What the task asks — Count every line where "Hopewell" occurs. Give the total alone.

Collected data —
## begin
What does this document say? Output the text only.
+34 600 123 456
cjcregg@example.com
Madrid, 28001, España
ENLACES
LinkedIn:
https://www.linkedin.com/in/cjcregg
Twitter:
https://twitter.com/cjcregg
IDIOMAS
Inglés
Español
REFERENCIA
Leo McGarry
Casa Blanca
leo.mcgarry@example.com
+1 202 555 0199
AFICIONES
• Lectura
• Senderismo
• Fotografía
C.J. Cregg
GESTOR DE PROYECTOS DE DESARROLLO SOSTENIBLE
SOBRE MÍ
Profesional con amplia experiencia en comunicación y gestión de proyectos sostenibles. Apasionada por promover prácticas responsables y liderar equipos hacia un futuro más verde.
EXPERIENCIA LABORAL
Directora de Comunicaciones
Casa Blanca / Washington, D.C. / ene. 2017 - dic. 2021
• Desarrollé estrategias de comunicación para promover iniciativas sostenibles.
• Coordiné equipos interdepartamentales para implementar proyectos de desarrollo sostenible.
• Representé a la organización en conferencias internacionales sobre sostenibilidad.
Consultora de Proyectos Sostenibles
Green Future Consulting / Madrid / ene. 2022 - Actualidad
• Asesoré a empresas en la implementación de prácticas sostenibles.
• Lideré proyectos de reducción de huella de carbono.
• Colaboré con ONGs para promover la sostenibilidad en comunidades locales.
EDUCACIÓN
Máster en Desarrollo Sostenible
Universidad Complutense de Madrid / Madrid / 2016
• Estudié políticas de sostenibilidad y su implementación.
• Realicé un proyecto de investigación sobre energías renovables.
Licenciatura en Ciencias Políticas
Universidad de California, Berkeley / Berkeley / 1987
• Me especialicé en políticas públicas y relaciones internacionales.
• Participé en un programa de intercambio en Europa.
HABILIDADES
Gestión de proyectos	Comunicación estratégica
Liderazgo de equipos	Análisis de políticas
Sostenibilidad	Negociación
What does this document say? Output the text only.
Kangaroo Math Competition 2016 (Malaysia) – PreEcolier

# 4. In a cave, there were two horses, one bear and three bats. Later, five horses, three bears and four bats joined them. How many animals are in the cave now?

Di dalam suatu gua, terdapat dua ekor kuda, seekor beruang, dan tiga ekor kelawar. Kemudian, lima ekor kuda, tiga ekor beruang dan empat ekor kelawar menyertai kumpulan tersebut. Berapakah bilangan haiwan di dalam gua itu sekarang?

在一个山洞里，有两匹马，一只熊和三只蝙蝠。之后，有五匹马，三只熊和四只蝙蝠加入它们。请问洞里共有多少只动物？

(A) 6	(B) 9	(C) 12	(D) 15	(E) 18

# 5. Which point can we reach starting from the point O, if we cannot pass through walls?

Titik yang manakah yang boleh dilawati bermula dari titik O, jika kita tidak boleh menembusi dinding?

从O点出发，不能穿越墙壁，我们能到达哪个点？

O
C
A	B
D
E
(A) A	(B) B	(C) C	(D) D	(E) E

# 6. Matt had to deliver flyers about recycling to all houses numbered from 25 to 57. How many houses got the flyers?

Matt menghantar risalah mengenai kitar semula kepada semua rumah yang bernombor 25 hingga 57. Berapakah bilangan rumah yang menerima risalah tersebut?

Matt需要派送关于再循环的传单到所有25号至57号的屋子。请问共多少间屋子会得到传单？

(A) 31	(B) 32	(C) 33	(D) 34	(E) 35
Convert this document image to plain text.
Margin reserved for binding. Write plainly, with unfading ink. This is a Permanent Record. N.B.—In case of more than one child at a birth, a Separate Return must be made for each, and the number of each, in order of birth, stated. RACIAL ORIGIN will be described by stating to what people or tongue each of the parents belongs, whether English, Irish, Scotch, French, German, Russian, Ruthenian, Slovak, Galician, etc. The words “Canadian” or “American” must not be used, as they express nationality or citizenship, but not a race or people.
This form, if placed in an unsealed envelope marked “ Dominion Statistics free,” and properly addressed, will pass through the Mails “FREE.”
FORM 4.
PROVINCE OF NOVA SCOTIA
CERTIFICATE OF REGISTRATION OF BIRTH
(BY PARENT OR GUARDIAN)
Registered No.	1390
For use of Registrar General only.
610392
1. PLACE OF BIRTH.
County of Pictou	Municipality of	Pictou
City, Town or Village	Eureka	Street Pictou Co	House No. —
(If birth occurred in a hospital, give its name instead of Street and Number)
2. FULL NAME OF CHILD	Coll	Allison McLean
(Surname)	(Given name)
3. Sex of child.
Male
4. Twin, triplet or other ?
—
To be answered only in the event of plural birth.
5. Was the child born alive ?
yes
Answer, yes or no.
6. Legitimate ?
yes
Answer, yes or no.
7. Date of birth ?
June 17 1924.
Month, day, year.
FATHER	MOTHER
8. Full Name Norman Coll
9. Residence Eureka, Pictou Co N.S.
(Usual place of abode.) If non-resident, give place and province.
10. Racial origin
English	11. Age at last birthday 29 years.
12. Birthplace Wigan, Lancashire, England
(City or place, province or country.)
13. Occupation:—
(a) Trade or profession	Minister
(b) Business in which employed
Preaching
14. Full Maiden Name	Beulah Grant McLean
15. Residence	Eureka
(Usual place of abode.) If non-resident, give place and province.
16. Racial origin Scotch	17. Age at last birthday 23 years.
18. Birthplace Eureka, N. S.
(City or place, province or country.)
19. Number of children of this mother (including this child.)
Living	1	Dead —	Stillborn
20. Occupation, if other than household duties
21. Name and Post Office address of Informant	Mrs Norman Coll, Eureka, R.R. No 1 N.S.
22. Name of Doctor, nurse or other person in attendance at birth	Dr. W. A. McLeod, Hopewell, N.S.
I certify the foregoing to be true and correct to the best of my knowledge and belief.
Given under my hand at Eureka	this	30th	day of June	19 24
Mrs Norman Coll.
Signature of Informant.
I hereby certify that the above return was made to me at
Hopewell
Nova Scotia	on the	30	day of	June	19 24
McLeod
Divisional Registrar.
## end
Response below — 2